Extend the passage on chorioamnionitis below by writing the paragraphs that would follow its final sentence.

TEXT FOR ANALYSIS:
+===+

Infiltration of the chorionic plate by neutrophils is diagnostic of (mild) chorioamnionitis. More severe chorioamnionitis involves subamniotic tissue and may have fetal membrane necrosis and/or abscess formation.

Severe chorioamnionitis may be accompanied by vasculitis of the umbilical blood vessels due to the fetus's inflammatory cells. If very severe, funisitis, inflammation of the umbilical cord connective tissue, occurs.

=== Suspected clinical diagnosis ===
The presence of fever between 38.0°C and 39.0°C alone is insufficient to indicate chorioamnionitis and is termed isolated maternal fever. Isolated maternal fever may not have an infectious cause and does not require antibiotic treatment.

When intrapartum (during delivery) fever is higher than 39.0°C, a suspected diagnosis of chorioamnionitis can be made. Alternatively, if intrapartum fever is between 38.0°C and 39.0°C, an additional risk factor must be present to make a presumptive diagnosis of chorioamnionitis. Additional risk factors include:
- Fetal tachycardia
- Maternal leukocytosis (>15,000 cells/mm^{3})
- Purulent cervical drainage

=== Confirmed diagnosis ===
Diagnosis is typically not confirmed until after delivery. However, people with confirmed and suspected diagnoses have the same post-delivery treatment regardless of diagnostic status. Diagnosis can be confirmed histologically or through amniotic fluid tests such as Gram staining, glucose levels, or other culture results consistent with infection.

== Prevention ==
If the amniotic sac breaks early in pregnancy, the potential of introducing bacteria into the amniotic fluid can increase. Administering antibiotics maternally can potentially prevent chorioamnionitis and allow for a longer pregnancy. In addition, it has been shown that it is not necessary to deliver the fetus quickly after chorioamnionitis is diagnosed, so a C-section is not necessary unless maternal health concerns are present. However, research has found that beginning labor early at approximately 34 weeks can lessen the likelihood of fetal death and reduce the potential for excessive infection within the mother.

In addition, providers should interview people suspected of having chorioamnionitis about whether they are experiencing signs and symptoms at scheduled obstetrics visits during pregnancy, including whether the individual has experienced excretion vaginally, febrile, or abdominal pain.

+===+

PROVIDED DATA:
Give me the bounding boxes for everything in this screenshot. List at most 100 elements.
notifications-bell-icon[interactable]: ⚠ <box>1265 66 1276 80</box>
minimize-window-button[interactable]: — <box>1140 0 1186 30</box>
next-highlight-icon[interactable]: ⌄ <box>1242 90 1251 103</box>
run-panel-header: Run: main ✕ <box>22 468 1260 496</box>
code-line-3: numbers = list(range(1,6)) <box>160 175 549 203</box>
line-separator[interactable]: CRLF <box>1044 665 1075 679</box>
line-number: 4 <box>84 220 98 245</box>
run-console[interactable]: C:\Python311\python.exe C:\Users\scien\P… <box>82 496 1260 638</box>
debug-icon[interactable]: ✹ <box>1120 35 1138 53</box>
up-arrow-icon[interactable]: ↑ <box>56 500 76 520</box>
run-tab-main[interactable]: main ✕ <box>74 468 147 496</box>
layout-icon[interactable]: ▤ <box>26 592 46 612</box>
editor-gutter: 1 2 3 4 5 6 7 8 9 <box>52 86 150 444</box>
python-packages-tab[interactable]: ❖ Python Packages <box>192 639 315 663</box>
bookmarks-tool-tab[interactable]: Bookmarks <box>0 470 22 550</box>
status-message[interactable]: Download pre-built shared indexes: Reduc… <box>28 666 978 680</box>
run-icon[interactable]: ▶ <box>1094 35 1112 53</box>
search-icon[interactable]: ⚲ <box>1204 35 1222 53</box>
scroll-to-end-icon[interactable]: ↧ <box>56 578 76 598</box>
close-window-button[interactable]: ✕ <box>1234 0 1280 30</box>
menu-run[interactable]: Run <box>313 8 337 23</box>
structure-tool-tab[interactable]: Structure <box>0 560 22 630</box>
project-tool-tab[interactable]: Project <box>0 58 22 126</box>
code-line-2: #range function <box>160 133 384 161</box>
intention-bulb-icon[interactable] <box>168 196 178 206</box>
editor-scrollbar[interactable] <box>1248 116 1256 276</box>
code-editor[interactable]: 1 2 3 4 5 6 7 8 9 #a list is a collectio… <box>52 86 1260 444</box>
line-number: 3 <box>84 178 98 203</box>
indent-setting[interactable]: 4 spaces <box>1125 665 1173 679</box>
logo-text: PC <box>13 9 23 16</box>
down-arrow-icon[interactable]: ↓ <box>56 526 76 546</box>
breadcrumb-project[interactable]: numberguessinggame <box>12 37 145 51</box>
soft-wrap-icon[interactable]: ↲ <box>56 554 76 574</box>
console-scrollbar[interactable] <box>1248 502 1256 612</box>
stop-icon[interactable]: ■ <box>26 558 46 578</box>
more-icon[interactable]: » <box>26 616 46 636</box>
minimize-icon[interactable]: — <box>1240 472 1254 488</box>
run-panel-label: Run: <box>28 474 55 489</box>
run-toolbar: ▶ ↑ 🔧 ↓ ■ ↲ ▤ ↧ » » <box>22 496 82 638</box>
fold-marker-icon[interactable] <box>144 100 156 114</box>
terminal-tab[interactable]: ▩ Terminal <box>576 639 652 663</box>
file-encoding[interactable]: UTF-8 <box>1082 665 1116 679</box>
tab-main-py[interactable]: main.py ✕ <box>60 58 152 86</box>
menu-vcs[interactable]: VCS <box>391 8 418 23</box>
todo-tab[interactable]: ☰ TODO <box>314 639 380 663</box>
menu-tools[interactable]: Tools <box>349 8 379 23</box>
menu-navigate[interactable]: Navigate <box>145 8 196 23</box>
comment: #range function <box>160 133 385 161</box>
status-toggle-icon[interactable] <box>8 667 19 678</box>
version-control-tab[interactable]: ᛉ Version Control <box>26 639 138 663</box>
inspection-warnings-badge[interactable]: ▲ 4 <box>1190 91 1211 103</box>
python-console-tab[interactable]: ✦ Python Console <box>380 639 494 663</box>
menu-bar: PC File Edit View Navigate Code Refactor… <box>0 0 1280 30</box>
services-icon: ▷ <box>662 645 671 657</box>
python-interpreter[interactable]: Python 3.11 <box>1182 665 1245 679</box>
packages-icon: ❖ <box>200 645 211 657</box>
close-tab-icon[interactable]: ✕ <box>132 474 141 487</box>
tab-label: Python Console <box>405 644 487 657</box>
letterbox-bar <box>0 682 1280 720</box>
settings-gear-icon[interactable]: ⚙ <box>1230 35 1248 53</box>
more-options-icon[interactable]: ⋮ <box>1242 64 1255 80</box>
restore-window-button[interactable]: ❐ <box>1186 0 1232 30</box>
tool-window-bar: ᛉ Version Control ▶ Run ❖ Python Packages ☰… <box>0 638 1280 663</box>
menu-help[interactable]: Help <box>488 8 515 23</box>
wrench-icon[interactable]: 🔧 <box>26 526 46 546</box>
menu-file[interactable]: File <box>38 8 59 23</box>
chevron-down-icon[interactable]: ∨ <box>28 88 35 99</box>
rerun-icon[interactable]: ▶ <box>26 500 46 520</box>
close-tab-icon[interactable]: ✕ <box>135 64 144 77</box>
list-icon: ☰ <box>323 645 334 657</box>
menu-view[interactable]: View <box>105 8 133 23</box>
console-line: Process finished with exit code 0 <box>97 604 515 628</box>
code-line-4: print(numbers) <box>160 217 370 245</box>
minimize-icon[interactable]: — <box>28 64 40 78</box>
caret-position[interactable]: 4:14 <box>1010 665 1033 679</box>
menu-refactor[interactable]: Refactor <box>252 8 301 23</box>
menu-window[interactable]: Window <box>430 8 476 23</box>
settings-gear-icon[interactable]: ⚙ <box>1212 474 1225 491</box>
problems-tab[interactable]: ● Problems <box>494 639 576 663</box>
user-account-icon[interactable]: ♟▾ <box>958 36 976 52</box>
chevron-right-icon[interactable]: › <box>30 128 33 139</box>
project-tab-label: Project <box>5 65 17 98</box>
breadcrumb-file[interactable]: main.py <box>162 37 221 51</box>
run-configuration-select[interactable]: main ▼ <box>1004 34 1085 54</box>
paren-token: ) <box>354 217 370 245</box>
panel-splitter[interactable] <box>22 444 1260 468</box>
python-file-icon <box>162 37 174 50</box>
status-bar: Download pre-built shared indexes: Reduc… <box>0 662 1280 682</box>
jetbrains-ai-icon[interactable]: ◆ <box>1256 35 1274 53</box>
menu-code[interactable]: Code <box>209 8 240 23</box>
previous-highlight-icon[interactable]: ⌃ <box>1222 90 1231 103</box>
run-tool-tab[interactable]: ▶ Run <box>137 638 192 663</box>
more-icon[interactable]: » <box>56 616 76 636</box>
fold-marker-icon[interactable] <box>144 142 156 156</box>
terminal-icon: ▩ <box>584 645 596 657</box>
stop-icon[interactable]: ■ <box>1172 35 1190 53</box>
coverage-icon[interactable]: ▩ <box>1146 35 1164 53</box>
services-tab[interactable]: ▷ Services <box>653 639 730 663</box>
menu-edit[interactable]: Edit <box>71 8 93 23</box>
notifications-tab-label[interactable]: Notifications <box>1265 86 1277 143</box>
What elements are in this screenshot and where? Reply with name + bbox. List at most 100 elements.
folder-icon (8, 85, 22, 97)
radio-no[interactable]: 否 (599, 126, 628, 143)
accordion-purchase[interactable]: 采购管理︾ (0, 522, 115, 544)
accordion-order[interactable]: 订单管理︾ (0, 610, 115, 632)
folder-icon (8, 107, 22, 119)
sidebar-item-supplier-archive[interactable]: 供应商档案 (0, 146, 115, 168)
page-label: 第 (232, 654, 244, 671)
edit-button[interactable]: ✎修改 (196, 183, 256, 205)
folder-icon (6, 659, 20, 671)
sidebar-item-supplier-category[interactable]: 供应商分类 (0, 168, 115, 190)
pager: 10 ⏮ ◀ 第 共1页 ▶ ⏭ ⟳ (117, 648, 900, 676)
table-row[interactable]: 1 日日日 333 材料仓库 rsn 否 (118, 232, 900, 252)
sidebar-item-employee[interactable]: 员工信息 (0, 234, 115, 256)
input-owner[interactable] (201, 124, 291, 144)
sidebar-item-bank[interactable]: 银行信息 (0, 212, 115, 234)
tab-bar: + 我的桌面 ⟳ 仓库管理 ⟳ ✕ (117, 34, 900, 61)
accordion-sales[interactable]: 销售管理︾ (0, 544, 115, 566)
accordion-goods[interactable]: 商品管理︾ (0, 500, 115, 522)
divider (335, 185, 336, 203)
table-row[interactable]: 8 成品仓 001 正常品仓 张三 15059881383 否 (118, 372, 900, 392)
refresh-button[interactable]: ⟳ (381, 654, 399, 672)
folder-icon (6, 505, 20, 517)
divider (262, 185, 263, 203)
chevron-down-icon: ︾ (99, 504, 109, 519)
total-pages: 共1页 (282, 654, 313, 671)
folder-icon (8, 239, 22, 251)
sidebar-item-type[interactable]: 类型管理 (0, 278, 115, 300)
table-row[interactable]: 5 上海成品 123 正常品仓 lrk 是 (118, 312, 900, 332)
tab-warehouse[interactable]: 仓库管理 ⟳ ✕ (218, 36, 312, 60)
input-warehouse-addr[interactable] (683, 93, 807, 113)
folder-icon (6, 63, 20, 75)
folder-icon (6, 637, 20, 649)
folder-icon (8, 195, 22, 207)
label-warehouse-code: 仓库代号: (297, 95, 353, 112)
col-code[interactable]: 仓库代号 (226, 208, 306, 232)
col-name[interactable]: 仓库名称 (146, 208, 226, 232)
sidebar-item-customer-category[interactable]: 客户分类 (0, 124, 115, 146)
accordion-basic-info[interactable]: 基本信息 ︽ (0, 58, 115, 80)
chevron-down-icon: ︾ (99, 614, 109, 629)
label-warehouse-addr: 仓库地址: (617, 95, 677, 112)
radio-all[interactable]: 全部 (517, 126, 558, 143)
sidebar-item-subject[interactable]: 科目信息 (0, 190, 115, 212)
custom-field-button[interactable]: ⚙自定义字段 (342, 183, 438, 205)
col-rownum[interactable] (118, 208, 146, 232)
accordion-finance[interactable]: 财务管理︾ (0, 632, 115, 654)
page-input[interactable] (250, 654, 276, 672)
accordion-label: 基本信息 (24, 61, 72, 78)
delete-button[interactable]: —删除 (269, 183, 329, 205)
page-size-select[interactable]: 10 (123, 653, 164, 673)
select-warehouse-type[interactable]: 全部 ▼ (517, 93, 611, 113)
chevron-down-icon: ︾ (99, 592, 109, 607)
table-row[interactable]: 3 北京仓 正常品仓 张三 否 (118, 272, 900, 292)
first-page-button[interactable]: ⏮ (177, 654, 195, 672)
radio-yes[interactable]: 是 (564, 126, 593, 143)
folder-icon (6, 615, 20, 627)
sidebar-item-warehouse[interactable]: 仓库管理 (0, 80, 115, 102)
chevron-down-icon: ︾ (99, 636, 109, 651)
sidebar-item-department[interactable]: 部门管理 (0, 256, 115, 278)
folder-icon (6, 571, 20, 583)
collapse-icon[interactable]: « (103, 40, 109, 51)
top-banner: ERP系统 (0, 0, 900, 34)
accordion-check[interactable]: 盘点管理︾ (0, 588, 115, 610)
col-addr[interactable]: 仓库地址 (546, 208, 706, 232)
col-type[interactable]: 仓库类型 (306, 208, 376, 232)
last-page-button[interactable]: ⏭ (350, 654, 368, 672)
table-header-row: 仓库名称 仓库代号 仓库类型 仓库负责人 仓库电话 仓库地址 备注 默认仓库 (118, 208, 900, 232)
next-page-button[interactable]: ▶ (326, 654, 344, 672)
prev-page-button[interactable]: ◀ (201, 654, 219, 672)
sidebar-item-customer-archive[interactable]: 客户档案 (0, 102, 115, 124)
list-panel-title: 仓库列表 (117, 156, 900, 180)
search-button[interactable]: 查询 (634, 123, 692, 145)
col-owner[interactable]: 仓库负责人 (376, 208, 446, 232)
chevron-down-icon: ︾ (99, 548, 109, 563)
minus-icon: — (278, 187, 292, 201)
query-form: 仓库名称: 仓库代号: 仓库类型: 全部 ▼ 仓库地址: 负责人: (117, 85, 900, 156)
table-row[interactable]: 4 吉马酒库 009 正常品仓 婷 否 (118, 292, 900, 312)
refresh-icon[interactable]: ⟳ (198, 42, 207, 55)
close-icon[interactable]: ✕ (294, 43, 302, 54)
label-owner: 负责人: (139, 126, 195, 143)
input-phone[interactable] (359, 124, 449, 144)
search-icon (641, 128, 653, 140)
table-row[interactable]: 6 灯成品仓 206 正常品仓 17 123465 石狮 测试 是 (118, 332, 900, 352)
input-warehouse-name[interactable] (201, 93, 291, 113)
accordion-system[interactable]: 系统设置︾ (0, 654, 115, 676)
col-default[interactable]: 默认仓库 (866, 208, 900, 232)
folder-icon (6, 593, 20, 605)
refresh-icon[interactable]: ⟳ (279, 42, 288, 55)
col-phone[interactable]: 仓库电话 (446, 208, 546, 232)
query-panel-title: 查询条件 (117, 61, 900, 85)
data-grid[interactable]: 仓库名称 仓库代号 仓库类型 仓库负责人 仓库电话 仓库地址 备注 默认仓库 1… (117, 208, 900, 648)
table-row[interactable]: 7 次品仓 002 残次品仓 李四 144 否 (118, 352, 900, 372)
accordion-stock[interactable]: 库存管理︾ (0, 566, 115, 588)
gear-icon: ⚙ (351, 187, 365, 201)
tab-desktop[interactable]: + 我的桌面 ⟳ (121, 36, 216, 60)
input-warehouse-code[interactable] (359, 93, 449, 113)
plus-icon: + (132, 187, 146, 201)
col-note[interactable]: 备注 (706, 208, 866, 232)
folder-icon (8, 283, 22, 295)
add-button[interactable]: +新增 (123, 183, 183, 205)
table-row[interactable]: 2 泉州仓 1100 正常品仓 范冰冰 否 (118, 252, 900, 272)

+===+

ANSWER FOR THIS EXERCISE:
==Treatment==
The American College of Obstetricians and Gynecologists' Committee Opinion proposes the use of antibiotic treatment in intrapartum mothers with suspected or confirmed chorioamnionitis and maternal fever without an identifiable cause.

Intrapartum antibiotic treatment consists of:
- Standard
  - Ampicillin + gentamicin
- Alternative
  - Ampicillin/sulbactam
  - Ticarcillin/clavulanate
  - Cefoxitine
  - Cefotetan
  - Piperacillin/tazobactam
  - Ertapenem
- Cesarean delivery
  - Ampicillin and gentamicin plus either clindamycin or metronidazole
- Penicillin-allergy
  - Vancomycin + gentamicin
  - Gentamicin + clindamycin

However, there is not enough evidence to support the most efficient antimicrobial regimen. Starting the treatment during the intrapartum period is more effective than starting it postpartum; it shortens the hospital stay for the mother and the neonate. There is currently not enough evidence to dictate how long antibiotic therapy should last. Completion of treatment/cure is only considered after delivery.

=== Supportive measures ===
Acetaminophen is often used for treating fevers and may be beneficial for fetal tachycardia. There can be an increased likelihood of neonatal encephalopathy when mothers have intrapartum fever.

==Outcomes==
Chorioamnionitis has possible associations with numerous neonatal conditions. Intrapartum (during labor) chorioamnionitis may be associated with neonatal pneumonia, meningitis, sepsis, and death. Long-term infant complications like bronchopulmonary dysplasia, cerebral palsy, and Wilson-Mikity syndrome have been associated to the bacterial infection. Furthermore, histological chorioamnionitis may increase the likelihood of newborn necrotizing enterocolitis, where one or more sections of the bowel die. This occurs when the fetal gut barrier becomes compromised and is more susceptible to conditions like infection and sepsis. In addition, chorioamnionitis can act as a risk factor for premature birth and periventricular leukomalacia.

=== Complications ===

For the mother and fetus, chorioamnionitis may lead to short-term and long-term issues when microbes move to different areas or trigger inflammatory responses due to infection.

==== Maternal complications ====
- Higher risk for C-section
- Postpartum hemorrhage
- Endometritis
- Bacteremia (often due to Group B streptococcus and Escherichia coli)
- Pelvic abscess
Mothers with chorioamnionitis who undergo a C-section may be more likely to develop pelvic abscesses, septic pelvic thrombophlebitis, and infections at the surgical site.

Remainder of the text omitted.